> **Work task**
Every record must be copied exactly. Leave nothing out.
---+---
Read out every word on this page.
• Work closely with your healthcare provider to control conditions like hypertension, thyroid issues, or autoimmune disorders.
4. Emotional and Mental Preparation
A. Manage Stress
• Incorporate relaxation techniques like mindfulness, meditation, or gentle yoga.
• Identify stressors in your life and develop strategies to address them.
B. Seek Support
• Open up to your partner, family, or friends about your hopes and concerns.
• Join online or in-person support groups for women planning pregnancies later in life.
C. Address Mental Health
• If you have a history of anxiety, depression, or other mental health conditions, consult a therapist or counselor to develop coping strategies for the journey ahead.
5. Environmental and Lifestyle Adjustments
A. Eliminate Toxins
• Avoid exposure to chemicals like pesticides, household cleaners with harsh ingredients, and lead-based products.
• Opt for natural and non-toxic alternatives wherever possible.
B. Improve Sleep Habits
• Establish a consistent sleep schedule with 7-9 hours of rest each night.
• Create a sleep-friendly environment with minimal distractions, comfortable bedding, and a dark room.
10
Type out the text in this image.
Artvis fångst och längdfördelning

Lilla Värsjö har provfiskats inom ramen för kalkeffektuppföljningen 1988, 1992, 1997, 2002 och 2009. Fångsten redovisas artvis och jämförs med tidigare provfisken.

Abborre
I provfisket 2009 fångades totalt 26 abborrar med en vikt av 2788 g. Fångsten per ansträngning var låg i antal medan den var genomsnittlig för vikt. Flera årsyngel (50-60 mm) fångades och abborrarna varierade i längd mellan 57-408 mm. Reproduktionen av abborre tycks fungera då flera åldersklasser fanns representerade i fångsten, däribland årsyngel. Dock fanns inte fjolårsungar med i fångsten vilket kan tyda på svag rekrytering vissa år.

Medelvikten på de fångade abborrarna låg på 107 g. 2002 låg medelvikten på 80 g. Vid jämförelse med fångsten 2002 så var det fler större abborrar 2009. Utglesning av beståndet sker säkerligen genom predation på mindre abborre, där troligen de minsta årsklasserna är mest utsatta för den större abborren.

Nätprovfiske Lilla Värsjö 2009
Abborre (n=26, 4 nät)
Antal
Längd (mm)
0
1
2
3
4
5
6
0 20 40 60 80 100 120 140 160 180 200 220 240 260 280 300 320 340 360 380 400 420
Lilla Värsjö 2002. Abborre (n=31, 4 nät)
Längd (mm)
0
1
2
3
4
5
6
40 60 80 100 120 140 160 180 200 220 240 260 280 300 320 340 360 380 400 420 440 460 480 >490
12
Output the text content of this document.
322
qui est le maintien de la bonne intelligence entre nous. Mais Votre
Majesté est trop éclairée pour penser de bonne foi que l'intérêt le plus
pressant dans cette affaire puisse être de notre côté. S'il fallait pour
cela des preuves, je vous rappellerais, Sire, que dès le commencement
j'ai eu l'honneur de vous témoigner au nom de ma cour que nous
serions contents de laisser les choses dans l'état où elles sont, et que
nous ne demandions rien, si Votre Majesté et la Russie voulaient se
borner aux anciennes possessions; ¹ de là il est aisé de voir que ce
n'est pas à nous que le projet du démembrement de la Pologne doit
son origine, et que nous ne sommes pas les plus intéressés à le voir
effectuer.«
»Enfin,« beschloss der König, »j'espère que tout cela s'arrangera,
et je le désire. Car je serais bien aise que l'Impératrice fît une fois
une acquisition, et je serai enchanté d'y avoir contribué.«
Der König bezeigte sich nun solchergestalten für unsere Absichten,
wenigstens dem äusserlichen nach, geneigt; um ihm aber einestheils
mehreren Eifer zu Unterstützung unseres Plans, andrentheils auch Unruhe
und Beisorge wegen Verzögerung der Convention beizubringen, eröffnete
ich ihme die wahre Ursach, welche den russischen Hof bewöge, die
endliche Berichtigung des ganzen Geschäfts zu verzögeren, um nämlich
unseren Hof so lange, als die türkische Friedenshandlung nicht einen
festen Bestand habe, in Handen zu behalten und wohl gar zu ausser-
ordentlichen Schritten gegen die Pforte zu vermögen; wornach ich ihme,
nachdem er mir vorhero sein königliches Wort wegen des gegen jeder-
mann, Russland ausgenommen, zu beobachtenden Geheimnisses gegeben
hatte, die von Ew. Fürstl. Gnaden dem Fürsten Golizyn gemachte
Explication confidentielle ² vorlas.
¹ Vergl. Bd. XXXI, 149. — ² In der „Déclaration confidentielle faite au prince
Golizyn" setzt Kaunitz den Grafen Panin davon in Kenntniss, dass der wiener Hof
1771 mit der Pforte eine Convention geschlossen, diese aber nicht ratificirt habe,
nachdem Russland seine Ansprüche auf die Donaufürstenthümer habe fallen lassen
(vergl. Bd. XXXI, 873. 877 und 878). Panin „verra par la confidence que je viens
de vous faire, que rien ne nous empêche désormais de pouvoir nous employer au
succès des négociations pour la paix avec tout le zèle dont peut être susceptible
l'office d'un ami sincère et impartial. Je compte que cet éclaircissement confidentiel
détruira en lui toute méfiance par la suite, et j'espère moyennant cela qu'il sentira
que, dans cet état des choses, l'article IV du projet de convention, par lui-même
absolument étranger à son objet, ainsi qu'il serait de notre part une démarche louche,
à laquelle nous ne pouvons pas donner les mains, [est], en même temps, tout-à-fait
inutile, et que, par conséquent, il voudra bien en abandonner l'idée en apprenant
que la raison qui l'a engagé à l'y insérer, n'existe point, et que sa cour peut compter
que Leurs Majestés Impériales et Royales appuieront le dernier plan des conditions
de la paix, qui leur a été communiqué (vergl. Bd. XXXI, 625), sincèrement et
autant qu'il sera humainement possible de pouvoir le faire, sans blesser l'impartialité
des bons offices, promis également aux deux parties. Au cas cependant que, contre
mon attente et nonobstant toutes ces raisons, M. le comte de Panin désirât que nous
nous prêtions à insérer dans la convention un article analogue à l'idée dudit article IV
---+---
> **Solved exercise**
Read out every word on this page.
• Work closely with your healthcare provider to control conditions like hypertension, thyroid issues, or autoimmune disorders.
4. Emotional and Mental Preparation
A. Manage Stress
• Incorporate relaxation techniques like mindfulness, meditation, or gentle yoga.
• Identify stressors in your life and develop strategies to address them.
B. Seek Support
• Open up to your partner, family, or friends about your hopes and concerns.
• Join online or in-person support groups for women planning pregnancies later in life.
C. Address Mental Health
• If you have a history of anxiety, depression, or other mental health conditions, consult a therapist or counselor to develop coping strategies for the journey ahead.
5. Environmental and Lifestyle Adjustments
A. Eliminate Toxins
• Avoid exposure to chemicals like pesticides, household cleaners with harsh ingredients, and lead-based products.
• Opt for natural and non-toxic alternatives wherever possible.
B. Improve Sleep Habits
• Establish a consistent sleep schedule with 7-9 hours of rest each night.
• Create a sleep-friendly environment with minimal distractions, comfortable bedding, and a dark room.
10
Type out the text in this image.
Artvis fångst och längdfördelning

Lilla Värsjö har provfiskats inom ramen för kalkeffektuppföljningen 1988, 1992, 1997, 2002 och 2009. Fångsten redovisas artvis och jämförs med tidigare provfisken.

Abborre
I provfisket 2009 fångades totalt 26 abborrar med en vikt av 2788 g. Fångsten per ansträngning var låg i antal medan den var genomsnittlig för vikt. Flera årsyngel (50-60 mm) fångades och abborrarna varierade i längd mellan 57-408 mm. Reproduktionen av abborre tycks fungera då flera åldersklasser fanns representerade i fångsten, däribland årsyngel. Dock fanns inte fjolårsungar med i fångsten vilket kan tyda på svag rekrytering vissa år.

Medelvikten på de fångade abborrarna låg på 107 g. 2002 låg medelvikten på 80 g. Vid jämförelse med fångsten 2002 så var det fler större abborrar 2009. Utglesning av beståndet sker säkerligen genom predation på mindre abborre, där troligen de minsta årsklasserna är mest utsatta för den större abborren.

Nätprovfiske Lilla Värsjö 2009
Abborre (n=26, 4 nät)
Antal
Längd (mm)
0
1
2
3
4
5
6
0 20 40 60 80 100 120 140 160 180 200 220 240 260 280 300 320 340 360 380 400 420
Lilla Värsjö 2002. Abborre (n=31, 4 nät)
Längd (mm)
0
1
2
3
4
5
6
40 60 80 100 120 140 160 180 200 220 240 260 280 300 320 340 360 380 400 420 440 460 480 >490
12
Output the text content of this document.
322
qui est le maintien de la bonne intelligence entre nous. Mais Votre
Majesté est trop éclairée pour penser de bonne foi que l'intérêt le plus
pressant dans cette affaire puisse être de notre côté. S'il fallait pour
cela des preuves, je vous rappellerais, Sire, que dès le commencement
j'ai eu l'honneur de vous témoigner au nom de ma cour que nous
serions contents de laisser les choses dans l'état où elles sont, et que
nous ne demandions rien, si Votre Majesté et la Russie voulaient se
borner aux anciennes possessions; ¹ de là il est aisé de voir que ce
n'est pas à nous que le projet du démembrement de la Pologne doit
son origine, et que nous ne sommes pas les plus intéressés à le voir
effectuer.«
»Enfin,« beschloss der König, »j'espère que tout cela s'arrangera,
et je le désire. Car je serais bien aise que l'Impératrice fît une fois
une acquisition, et je serai enchanté d'y avoir contribué.«
Der König bezeigte sich nun solchergestalten für unsere Absichten,
wenigstens dem äusserlichen nach, geneigt; um ihm aber einestheils
mehreren Eifer zu Unterstützung unseres Plans, andrentheils auch Unruhe
und Beisorge wegen Verzögerung der Convention beizubringen, eröffnete
ich ihme die wahre Ursach, welche den russischen Hof bewöge, die
endliche Berichtigung des ganzen Geschäfts zu verzögeren, um nämlich
unseren Hof so lange, als die türkische Friedenshandlung nicht einen
festen Bestand habe, in Handen zu behalten und wohl gar zu ausser-
ordentlichen Schritten gegen die Pforte zu vermögen; wornach ich ihme,
nachdem er mir vorhero sein königliches Wort wegen des gegen jeder-
mann, Russland ausgenommen, zu beobachtenden Geheimnisses gegeben
hatte, die von Ew. Fürstl. Gnaden dem Fürsten Golizyn gemachte
Explication confidentielle ² vorlas.
¹ Vergl. Bd. XXXI, 149. — ² In der „Déclaration confidentielle faite au prince
Golizyn" setzt Kaunitz den Grafen Panin davon in Kenntniss, dass der wiener Hof
1771 mit der Pforte eine Convention geschlossen, diese aber nicht ratificirt habe,
nachdem Russland seine Ansprüche auf die Donaufürstenthümer habe fallen lassen
(vergl. Bd. XXXI, 873. 877 und 878). Panin „verra par la confidence que je viens
de vous faire, que rien ne nous empêche désormais de pouvoir nous employer au
succès des négociations pour la paix avec tout le zèle dont peut être susceptible
l'office d'un ami sincère et impartial. Je compte que cet éclaircissement confidentiel
détruira en lui toute méfiance par la suite, et j'espère moyennant cela qu'il sentira
que, dans cet état des choses, l'article IV du projet de convention, par lui-même
absolument étranger à son objet, ainsi qu'il serait de notre part une démarche louche,
à laquelle nous ne pouvons pas donner les mains, [est], en même temps, tout-à-fait
inutile, et que, par conséquent, il voudra bien en abandonner l'idée en apprenant
que la raison qui l'a engagé à l'y insérer, n'existe point, et que sa cour peut compter
que Leurs Majestés Impériales et Royales appuieront le dernier plan des conditions
de la paix, qui leur a été communiqué (vergl. Bd. XXXI, 625), sincèrement et
autant qu'il sera humainement possible de pouvoir le faire, sans blesser l'impartialité
des bons offices, promis également aux deux parties. Au cas cependant que, contre
mon attente et nonobstant toutes ces raisons, M. le comte de Panin désirât que nous
nous prêtions à insérer dans la convention un article analogue à l'idée dudit article IV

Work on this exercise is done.